## Requirements
Return the number of lines in which the word "сектора" appears; add nothing else.

++++ Records ++++

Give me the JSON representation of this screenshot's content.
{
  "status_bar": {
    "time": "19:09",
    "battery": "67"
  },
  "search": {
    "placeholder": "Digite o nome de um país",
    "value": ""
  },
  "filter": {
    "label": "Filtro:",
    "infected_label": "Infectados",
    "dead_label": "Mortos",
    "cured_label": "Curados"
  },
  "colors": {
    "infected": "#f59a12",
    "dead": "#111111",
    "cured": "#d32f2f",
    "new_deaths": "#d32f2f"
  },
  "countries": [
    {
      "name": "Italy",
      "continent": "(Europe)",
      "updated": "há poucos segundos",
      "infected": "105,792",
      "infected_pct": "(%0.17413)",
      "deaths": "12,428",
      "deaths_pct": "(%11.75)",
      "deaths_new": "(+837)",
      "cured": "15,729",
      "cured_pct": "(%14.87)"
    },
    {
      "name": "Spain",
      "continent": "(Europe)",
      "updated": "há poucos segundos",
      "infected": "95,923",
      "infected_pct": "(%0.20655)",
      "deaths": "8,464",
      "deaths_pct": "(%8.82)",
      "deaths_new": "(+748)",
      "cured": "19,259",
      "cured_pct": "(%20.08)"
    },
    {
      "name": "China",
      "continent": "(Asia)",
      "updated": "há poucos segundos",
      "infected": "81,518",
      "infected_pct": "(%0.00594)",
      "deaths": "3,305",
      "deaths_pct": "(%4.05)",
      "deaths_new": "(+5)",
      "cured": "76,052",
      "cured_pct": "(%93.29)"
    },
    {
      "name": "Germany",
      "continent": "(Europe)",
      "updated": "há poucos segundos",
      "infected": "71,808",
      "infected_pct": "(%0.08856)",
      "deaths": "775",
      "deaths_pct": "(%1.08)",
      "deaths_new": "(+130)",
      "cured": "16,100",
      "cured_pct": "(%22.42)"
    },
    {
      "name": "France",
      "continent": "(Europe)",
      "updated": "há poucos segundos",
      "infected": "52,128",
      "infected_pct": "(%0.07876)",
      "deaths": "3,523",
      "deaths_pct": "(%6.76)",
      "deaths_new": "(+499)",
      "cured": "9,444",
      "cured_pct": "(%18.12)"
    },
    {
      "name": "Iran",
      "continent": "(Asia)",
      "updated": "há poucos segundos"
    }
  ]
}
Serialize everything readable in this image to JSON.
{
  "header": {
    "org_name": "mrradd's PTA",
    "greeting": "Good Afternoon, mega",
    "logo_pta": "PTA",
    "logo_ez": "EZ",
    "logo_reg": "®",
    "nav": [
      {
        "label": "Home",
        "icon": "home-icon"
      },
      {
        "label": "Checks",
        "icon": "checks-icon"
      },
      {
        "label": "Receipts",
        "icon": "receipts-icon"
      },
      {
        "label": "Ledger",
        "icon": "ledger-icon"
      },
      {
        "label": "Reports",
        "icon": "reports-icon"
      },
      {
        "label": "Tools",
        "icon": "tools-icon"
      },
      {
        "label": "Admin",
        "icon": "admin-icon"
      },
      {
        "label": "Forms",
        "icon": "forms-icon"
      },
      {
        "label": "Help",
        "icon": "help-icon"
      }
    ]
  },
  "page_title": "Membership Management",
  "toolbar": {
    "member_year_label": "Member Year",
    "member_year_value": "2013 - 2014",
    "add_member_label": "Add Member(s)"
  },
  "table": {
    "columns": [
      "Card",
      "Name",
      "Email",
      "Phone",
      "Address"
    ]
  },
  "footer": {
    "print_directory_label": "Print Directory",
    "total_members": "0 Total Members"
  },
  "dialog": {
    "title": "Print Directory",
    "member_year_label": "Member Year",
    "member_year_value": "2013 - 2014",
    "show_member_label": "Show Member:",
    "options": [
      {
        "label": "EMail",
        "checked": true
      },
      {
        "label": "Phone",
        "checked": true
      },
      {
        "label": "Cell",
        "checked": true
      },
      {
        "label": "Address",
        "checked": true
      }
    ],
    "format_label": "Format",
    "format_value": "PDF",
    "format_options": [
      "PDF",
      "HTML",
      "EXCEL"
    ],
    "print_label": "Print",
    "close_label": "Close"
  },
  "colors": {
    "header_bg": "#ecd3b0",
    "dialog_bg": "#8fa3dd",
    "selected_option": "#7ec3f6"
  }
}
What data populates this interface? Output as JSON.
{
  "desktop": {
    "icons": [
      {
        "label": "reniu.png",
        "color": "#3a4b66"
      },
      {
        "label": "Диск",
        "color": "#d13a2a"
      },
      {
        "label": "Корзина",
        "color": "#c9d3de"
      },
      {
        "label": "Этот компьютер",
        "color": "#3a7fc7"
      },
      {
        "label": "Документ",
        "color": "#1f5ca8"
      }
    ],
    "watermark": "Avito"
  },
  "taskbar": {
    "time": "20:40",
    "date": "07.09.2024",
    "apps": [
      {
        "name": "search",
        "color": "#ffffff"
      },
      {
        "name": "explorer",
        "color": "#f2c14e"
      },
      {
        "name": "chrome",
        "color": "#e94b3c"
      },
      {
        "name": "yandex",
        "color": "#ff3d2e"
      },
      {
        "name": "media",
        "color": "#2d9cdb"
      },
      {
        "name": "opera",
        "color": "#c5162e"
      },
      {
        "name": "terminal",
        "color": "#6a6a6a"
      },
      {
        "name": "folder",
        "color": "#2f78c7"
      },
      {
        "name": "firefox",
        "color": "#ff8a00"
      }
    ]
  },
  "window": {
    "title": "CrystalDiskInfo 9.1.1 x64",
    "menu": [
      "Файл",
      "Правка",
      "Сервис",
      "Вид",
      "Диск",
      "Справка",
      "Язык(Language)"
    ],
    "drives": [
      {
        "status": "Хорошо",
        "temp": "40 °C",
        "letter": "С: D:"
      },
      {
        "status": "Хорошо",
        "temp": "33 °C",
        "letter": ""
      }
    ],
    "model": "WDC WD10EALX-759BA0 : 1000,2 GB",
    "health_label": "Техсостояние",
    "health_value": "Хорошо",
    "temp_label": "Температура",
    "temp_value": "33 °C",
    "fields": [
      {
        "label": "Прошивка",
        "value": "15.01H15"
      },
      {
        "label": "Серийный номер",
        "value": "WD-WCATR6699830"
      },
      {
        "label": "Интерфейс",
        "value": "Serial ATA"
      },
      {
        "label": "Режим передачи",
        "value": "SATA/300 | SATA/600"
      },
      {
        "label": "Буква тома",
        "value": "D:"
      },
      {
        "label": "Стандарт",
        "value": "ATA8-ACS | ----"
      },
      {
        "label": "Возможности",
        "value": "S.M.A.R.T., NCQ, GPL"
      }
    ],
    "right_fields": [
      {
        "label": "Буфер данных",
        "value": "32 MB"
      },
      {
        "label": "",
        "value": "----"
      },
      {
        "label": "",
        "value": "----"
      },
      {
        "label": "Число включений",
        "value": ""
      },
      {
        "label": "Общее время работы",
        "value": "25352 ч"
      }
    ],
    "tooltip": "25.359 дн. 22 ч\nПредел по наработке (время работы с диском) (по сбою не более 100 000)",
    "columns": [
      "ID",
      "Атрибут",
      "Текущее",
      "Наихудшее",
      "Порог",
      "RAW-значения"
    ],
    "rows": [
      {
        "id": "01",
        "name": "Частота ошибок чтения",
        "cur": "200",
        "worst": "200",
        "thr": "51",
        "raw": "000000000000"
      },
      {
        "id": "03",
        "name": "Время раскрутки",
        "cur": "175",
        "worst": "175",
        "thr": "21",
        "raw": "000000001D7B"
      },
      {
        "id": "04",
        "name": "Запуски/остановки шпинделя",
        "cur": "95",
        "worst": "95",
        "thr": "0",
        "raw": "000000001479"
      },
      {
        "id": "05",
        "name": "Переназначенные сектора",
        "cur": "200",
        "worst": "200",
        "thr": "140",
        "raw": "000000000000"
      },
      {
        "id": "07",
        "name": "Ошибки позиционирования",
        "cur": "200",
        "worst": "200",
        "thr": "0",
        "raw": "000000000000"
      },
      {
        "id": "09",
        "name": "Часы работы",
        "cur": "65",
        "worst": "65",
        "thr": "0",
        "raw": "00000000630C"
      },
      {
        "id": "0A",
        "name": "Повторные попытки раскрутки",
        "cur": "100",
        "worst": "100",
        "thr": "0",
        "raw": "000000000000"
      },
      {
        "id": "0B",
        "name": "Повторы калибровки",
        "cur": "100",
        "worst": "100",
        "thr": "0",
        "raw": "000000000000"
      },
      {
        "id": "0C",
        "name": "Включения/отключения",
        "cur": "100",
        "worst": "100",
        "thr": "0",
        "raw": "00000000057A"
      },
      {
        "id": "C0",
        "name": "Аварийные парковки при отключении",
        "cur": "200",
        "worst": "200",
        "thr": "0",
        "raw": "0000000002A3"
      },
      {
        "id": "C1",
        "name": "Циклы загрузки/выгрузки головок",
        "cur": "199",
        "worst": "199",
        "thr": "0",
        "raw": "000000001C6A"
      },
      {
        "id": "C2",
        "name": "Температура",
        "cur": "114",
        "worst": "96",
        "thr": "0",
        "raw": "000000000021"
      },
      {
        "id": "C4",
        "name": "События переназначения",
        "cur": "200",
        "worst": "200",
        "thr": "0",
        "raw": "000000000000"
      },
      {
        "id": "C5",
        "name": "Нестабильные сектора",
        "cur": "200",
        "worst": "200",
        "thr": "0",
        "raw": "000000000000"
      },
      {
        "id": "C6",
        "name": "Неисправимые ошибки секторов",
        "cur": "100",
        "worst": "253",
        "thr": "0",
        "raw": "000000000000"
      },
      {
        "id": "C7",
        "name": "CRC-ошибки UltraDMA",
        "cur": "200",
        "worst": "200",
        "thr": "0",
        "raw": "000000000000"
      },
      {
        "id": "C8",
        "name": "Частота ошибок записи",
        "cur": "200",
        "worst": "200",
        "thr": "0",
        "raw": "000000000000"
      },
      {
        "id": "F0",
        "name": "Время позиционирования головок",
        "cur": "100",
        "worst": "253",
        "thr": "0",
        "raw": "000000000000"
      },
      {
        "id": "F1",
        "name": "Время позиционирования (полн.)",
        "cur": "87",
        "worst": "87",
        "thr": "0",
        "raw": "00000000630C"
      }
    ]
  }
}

++++

## Written answer
2